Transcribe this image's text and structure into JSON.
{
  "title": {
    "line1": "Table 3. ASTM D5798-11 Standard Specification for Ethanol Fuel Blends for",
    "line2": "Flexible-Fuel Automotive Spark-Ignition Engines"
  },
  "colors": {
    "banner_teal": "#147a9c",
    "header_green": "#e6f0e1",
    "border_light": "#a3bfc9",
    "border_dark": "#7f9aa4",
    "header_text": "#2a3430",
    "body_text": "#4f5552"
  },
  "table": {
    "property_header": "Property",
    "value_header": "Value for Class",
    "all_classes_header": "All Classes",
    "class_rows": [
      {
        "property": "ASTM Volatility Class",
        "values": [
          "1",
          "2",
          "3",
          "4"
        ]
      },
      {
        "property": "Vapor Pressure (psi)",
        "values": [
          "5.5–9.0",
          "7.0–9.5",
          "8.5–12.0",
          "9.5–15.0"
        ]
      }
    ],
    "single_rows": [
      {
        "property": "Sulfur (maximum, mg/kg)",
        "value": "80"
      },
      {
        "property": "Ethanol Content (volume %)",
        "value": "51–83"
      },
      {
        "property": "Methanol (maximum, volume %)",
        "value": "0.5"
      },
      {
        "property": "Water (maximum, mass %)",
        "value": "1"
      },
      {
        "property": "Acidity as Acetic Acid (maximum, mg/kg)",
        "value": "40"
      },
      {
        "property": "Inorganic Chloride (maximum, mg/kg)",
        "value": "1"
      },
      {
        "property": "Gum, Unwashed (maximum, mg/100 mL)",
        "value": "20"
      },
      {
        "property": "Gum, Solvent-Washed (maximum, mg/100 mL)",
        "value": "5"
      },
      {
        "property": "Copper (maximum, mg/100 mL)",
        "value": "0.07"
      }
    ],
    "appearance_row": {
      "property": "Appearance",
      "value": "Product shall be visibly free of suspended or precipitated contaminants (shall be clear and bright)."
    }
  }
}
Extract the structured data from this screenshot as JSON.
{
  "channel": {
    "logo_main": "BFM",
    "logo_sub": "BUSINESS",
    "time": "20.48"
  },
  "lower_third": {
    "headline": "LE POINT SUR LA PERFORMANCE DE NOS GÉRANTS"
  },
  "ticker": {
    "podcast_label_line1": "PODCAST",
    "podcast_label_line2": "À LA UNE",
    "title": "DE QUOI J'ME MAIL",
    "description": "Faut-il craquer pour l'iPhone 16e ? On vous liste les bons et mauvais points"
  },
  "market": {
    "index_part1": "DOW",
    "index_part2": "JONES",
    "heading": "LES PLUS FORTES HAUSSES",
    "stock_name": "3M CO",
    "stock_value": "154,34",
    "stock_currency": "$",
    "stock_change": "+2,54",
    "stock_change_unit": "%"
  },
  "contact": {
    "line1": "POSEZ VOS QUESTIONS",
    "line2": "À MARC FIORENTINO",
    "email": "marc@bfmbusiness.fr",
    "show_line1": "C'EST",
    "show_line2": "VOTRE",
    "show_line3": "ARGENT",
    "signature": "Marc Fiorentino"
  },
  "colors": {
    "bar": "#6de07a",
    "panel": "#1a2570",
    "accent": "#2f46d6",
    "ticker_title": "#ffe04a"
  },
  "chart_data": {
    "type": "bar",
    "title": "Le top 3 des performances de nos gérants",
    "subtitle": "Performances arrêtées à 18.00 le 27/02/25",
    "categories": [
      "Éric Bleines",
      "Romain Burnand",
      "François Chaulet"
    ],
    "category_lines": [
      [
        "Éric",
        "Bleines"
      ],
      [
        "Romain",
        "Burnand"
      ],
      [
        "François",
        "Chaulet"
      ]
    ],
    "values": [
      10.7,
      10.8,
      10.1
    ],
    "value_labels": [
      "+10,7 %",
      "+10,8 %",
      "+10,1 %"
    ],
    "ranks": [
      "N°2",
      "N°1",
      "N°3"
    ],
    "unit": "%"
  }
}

| EXERCISE AIM |
Copy every line of the material, please, keeping it exactly the same.

| FINISHED TASK |
Transcribe this image's text and structure into JSON.
{
  "title": {
    "line1": "Table 3. ASTM D5798-11 Standard Specification for Ethanol Fuel Blends for",
    "line2": "Flexible-Fuel Automotive Spark-Ignition Engines"
  },
  "colors": {
    "banner_teal": "#147a9c",
    "header_green": "#e6f0e1",
    "border_light": "#a3bfc9",
    "border_dark": "#7f9aa4",
    "header_text": "#2a3430",
    "body_text": "#4f5552"
  },
  "table": {
    "property_header": "Property",
    "value_header": "Value for Class",
    "all_classes_header": "All Classes",
    "class_rows": [
      {
        "property": "ASTM Volatility Class",
        "values": [
          "1",
          "2",
          "3",
          "4"
        ]
      },
      {
        "property": "Vapor Pressure (psi)",
        "values": [
          "5.5–9.0",
          "7.0–9.5",
          "8.5–12.0",
          "9.5–15.0"
        ]
      }
    ],
    "single_rows": [
      {
        "property": "Sulfur (maximum, mg/kg)",
        "value": "80"
      },
      {
        "property": "Ethanol Content (volume %)",
        "value": "51–83"
      },
      {
        "property": "Methanol (maximum, volume %)",
        "value": "0.5"
      },
      {
        "property": "Water (maximum, mass %)",
        "value": "1"
      },
      {
        "property": "Acidity as Acetic Acid (maximum, mg/kg)",
        "value": "40"
      },
      {
        "property": "Inorganic Chloride (maximum, mg/kg)",
        "value": "1"
      },
      {
        "property": "Gum, Unwashed (maximum, mg/100 mL)",
        "value": "20"
      },
      {
        "property": "Gum, Solvent-Washed (maximum, mg/100 mL)",
        "value": "5"
      },
      {
        "property": "Copper (maximum, mg/100 mL)",
        "value": "0.07"
      }
    ],
    "appearance_row": {
      "property": "Appearance",
      "value": "Product shall be visibly free of suspended or precipitated contaminants (shall be clear and bright)."
    }
  }
}
Extract the structured data from this screenshot as JSON.
{
  "channel": {
    "logo_main": "BFM",
    "logo_sub": "BUSINESS",
    "time": "20.48"
  },
  "lower_third": {
    "headline": "LE POINT SUR LA PERFORMANCE DE NOS GÉRANTS"
  },
  "ticker": {
    "podcast_label_line1": "PODCAST",
    "podcast_label_line2": "À LA UNE",
    "title": "DE QUOI J'ME MAIL",
    "description": "Faut-il craquer pour l'iPhone 16e ? On vous liste les bons et mauvais points"
  },
  "market": {
    "index_part1": "DOW",
    "index_part2": "JONES",
    "heading": "LES PLUS FORTES HAUSSES",
    "stock_name": "3M CO",
    "stock_value": "154,34",
    "stock_currency": "$",
    "stock_change": "+2,54",
    "stock_change_unit": "%"
  },
  "contact": {
    "line1": "POSEZ VOS QUESTIONS",
    "line2": "À MARC FIORENTINO",
    "email": "marc@bfmbusiness.fr",
    "show_line1": "C'EST",
    "show_line2": "VOTRE",
    "show_line3": "ARGENT",
    "signature": "Marc Fiorentino"
  },
  "colors": {
    "bar": "#6de07a",
    "panel": "#1a2570",
    "accent": "#2f46d6",
    "ticker_title": "#ffe04a"
  },
  "chart_data": {
    "type": "bar",
    "title": "Le top 3 des performances de nos gérants",
    "subtitle": "Performances arrêtées à 18.00 le 27/02/25",
    "categories": [
      "Éric Bleines",
      "Romain Burnand",
      "François Chaulet"
    ],
    "category_lines": [
      [
        "Éric",
        "Bleines"
      ],
      [
        "Romain",
        "Burnand"
      ],
      [
        "François",
        "Chaulet"
      ]
    ],
    "values": [
      10.7,
      10.8,
      10.1
    ],
    "value_labels": [
      "+10,7 %",
      "+10,8 %",
      "+10,1 %"
    ],
    "ranks": [
      "N°2",
      "N°1",
      "N°3"
    ],
    "unit": "%"
  }
}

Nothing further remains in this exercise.